Tarefas do exercício
1 – Reproduza, no texto sobre consumo e desejo, tudo desde "Esta perspectiva quebra" até "qual nos constituímos.".
2 – Por favor, dê sequência ao texto sobre consumo e desejo a partir da última frase apresentada.

*** Trecho do documento

Ninguém questiona o fato de que todo ser vivo consuma algumas coisas como forma de sustentar sua vida. Oxigênio, alimentação, luz em alguns casos. Todo ser vivo consome. Mas entre este fato e a criação do substantivo ‘consumo’ ou a criação da categoria ‘consumidor’ há uma passagem de significação. O consumo é um termo associado fortemente ao mundo moderno.

É mais recente a ideia de que uma sociedade de consumo acabe por gerar um descontrole patológico em cada vez mais pessoas. É justamente nos Estados Unidos, o país mais associado a uma cultura do consumo, que surgiu uma preocupação sistemática com isto. Parece haver algum ponto de inflexão a partir o qual a pessoa deixa de ser capaz de discernir e regular suas ações e escolhas e passa então de fato a ser levado, compelido a consumir. Em inglês, recorre-se sempre ao termo ‘driven’.

Mas não considero que o consumo seria uma expressão de um materialismo que busca acúmulo de bens, nem uma vitória do discurso técnico e impessoal da Modernidade. Quase que pelo contrário, ele estaria profundamente entranhado no Romantismo, com sua valorização extrema da singularidade. O consumo seria hoje um lugar privilegiado para a fantasia e um modo primário de expressão e exploração de nossos gostos individuais (nossa sensibilidade, em linguagem romântica).

Esta perspectiva quebra o clichê segundo o qual nossa sociedade só se preocupa com bens materiais e se afastou da espiritualidade. O nosso consumo não está ligado exclusivamente ao uso ou acúmulo do objeto de que se trate, mas ele envolve características experienciais, de sensação e fantasia.

Há na definição de desejo da psicanálise uma peculiaridade: a ideia de que nossos desejos não têm objetos naturais. Concebe-se que o homem teria perdido uma série de engates biológicos (instintos) em favor de sua capacidade única de adaptação e transformação da natureza. Deste processo, resulta que sentimos faltas, delas surge um impulso na direção de dar conta dela mas, tendo perdido os comportamentos reflexos que poderiam ser ações específicas para dar conta da falta, encontramos objetos privilegiados para a ligação de nossos desejos no ambiente no qual nos constituímos.

Qual o interesse deste desenvolvimento para uma reflexão sobre consumo? Bem, trata-se da compreensão de que o desejo humano não tem objetos intrinsecamente certos ou legítimos. Ele implica num excesso ligado à própria condição da vida. E este excesso procurará por objetos contingentes em busca de satisfação. O nascimento da experiência do consumo tal como conhecemos no mundo moderno parece se encaixar perfeitamente com a necessidade de novos objetos que caracteriza o próprio movimento do desejo.

******
*** Registros extraídos

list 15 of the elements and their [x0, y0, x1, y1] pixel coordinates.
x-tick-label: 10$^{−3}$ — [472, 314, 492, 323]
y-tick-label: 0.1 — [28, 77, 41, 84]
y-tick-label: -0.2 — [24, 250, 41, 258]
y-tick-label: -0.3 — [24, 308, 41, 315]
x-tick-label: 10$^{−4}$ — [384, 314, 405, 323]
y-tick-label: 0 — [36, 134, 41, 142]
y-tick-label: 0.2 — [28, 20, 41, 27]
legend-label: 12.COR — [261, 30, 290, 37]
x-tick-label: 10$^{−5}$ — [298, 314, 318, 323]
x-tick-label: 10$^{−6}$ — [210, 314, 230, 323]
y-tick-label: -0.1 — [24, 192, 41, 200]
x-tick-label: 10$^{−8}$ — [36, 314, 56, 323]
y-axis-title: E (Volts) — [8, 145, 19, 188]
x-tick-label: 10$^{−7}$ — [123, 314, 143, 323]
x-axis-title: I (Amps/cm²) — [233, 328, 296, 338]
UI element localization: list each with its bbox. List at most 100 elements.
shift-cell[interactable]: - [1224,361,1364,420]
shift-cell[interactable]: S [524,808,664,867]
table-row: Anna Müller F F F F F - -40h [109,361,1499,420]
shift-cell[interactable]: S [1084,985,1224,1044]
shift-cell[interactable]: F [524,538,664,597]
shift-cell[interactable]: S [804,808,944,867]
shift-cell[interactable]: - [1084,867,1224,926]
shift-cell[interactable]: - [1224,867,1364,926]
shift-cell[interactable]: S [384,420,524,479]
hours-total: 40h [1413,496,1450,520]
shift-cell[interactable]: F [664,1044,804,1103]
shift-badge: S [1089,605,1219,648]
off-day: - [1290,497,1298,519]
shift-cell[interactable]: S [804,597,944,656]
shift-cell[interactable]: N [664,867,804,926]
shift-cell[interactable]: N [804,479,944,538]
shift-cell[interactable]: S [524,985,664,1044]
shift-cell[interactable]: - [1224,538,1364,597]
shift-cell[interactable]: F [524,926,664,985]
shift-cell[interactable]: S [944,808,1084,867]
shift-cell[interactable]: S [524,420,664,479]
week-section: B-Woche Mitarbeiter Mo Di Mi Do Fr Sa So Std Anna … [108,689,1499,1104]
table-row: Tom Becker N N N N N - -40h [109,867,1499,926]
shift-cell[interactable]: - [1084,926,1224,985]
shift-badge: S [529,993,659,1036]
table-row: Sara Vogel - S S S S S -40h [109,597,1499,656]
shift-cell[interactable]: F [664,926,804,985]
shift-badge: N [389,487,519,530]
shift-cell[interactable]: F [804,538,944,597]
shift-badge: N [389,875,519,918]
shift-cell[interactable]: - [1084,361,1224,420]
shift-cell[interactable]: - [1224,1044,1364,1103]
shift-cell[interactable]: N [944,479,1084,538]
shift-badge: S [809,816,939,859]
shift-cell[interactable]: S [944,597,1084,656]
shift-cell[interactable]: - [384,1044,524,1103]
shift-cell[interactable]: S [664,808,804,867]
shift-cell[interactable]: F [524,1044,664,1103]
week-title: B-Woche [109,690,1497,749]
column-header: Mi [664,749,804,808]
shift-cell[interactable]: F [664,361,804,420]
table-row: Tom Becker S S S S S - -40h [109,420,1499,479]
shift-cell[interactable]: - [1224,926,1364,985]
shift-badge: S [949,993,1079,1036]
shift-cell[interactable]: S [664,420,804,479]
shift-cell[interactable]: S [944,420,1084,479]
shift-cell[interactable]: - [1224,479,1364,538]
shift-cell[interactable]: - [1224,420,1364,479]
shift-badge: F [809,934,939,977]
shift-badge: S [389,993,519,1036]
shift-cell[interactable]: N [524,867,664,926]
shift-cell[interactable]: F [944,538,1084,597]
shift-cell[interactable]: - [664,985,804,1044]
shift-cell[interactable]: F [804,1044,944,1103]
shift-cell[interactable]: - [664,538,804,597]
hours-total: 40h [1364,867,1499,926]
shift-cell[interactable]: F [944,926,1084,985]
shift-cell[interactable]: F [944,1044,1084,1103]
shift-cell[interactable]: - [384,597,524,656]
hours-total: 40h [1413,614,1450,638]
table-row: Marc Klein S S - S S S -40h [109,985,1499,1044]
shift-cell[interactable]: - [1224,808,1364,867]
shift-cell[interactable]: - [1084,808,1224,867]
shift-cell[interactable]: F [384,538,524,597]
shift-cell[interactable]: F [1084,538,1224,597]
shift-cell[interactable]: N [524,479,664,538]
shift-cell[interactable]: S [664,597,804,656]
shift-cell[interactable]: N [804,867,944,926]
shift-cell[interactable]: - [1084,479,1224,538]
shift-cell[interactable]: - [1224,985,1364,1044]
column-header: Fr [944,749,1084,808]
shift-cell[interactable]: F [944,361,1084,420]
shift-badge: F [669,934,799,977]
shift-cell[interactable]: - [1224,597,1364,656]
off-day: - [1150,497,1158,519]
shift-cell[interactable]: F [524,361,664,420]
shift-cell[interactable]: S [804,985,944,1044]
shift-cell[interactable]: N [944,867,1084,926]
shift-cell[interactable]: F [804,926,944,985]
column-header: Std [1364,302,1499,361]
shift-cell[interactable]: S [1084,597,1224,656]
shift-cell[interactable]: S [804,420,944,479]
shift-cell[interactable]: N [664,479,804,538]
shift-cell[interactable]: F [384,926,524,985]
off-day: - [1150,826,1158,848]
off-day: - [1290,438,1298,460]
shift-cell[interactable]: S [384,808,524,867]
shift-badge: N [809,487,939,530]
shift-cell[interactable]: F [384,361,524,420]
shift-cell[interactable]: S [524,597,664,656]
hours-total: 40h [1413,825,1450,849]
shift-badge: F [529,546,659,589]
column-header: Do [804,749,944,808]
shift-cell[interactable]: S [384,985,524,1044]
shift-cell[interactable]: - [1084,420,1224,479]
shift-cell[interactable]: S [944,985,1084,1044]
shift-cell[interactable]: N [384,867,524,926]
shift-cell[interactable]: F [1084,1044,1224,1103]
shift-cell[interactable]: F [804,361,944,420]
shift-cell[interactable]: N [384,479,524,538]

******

Respostas das tarefas
1 –
Esta perspectiva quebra o clichê segundo o qual nossa sociedade só se preocupa com bens materiais e se afastou da espiritualidade. O nosso consumo não está ligado exclusivamente ao uso ou acúmulo do objeto de que se trate, mas ele envolve características experienciais, de sensação e fantasia.

Há na definição de desejo da psicanálise uma peculiaridade: a ideia de que nossos desejos não têm objetos naturais. Concebe-se que o homem teria perdido uma série de engates biológicos (instintos) em favor de sua capacidade única de adaptação e transformação da natureza. Deste processo, resulta que sentimos faltas, delas surge um impulso na direção de dar conta dela mas, tendo perdido os comportamentos reflexos que poderiam ser ações específicas para dar conta da falta, encontramos objetos privilegiados para a ligação de nossos desejos no ambiente no qual nos constituímos.

2 –
A outra discussão de interesse é aquela segundo a qual o consumo se apoia em falsas necessidades, criando um estímulo para o interesse por objetos supérfluos, no apelo por um prazer excessivo, antinatural e, por isso, reprovável moralmente. Ora, a base desta argumentação é o pressuposto de que existam objetos primários e legítimos para o nosso desejo.

Quando se diz que uma pessoa pode procurar o consumo como substituto de uma outra satisfação que não pode encontrar na vida pessoal, sexual ou profissional, isto informa sobre uma condição importante do desejo: sua independência com relação ao objeto específico, o que permite que haja um deslocamento para outros objetos. Com isto, a psicanálise está plenamente de acordo. Mas então há a presunção de que ele estabeleceria um movimento ilegítimo, uma vez que o desejo anterior seria mais verdadeiro.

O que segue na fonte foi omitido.